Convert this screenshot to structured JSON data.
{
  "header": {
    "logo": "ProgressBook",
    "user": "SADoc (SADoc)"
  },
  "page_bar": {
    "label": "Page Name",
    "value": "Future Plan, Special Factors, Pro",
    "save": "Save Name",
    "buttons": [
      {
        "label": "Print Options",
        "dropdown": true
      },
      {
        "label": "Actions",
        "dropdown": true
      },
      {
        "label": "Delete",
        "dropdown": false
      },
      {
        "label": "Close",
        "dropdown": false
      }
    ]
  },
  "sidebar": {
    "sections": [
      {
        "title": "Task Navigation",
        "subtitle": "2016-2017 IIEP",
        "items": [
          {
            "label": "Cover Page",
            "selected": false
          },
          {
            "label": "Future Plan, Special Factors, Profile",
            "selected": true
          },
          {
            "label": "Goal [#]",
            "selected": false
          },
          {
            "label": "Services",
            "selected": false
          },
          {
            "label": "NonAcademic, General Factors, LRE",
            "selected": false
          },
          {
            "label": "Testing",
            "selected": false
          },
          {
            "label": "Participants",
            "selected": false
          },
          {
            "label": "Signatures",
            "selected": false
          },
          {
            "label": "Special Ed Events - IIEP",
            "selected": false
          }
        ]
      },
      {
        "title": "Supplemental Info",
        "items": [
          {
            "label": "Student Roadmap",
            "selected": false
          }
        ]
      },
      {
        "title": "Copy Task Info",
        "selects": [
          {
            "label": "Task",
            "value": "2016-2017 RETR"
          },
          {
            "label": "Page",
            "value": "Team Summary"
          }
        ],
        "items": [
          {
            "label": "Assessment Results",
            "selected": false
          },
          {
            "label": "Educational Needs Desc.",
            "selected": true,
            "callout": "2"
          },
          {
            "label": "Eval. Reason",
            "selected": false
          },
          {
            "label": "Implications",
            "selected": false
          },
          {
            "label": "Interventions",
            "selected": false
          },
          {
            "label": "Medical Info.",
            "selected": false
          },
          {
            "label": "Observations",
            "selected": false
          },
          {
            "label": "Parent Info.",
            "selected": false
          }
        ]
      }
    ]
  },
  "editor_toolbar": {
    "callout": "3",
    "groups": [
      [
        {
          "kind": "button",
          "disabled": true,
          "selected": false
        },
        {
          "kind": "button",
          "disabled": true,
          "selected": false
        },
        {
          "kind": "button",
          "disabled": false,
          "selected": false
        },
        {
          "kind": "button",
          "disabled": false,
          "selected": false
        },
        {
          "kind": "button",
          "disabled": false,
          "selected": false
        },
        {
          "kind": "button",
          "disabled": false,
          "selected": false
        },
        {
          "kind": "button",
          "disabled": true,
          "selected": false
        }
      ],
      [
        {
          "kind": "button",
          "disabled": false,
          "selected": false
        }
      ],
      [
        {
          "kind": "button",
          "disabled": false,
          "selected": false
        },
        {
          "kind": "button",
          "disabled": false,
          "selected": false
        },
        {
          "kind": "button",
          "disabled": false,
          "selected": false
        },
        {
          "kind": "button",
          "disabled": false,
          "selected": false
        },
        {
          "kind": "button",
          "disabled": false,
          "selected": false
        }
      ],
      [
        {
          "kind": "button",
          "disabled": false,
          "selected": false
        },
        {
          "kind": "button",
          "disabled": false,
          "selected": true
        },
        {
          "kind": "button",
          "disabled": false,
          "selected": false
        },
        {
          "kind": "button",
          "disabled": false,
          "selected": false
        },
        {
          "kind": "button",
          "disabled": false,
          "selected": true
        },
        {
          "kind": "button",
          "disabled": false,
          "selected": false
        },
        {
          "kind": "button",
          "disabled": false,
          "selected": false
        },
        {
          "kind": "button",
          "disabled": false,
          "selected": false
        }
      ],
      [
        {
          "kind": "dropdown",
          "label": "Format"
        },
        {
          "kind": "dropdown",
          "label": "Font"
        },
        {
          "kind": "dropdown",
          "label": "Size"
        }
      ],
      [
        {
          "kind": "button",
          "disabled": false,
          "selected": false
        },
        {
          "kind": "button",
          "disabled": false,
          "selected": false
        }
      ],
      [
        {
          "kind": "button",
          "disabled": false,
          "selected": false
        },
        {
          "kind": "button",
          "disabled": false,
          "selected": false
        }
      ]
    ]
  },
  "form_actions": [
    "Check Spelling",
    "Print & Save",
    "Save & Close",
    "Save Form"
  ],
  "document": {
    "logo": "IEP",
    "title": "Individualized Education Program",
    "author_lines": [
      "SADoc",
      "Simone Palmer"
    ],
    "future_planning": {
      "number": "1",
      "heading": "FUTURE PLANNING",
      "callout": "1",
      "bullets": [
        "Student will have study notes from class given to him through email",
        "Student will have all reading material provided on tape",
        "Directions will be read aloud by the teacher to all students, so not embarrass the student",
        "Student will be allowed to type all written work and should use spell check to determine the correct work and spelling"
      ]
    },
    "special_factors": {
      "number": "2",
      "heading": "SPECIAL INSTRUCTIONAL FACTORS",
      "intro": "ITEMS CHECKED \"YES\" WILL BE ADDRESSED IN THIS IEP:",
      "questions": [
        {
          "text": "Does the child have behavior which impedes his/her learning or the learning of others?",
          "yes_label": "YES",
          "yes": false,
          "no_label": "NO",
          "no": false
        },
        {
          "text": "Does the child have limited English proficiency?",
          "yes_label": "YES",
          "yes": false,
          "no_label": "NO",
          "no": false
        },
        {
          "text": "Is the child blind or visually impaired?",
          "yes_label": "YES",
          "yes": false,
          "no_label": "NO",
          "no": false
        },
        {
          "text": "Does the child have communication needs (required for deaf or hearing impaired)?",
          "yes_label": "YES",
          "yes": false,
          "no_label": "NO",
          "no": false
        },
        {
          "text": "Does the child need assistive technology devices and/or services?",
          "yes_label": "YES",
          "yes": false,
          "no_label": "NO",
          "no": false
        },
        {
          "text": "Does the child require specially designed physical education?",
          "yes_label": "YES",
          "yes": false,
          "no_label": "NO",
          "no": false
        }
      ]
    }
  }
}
________________
### [Given exercise]
Among the lines of the material, find those that hold the word "IIEP" and copy them.

### [Answer]
        "subtitle": "2016-2017 IIEP",
            "label": "Special Ed Events - IIEP",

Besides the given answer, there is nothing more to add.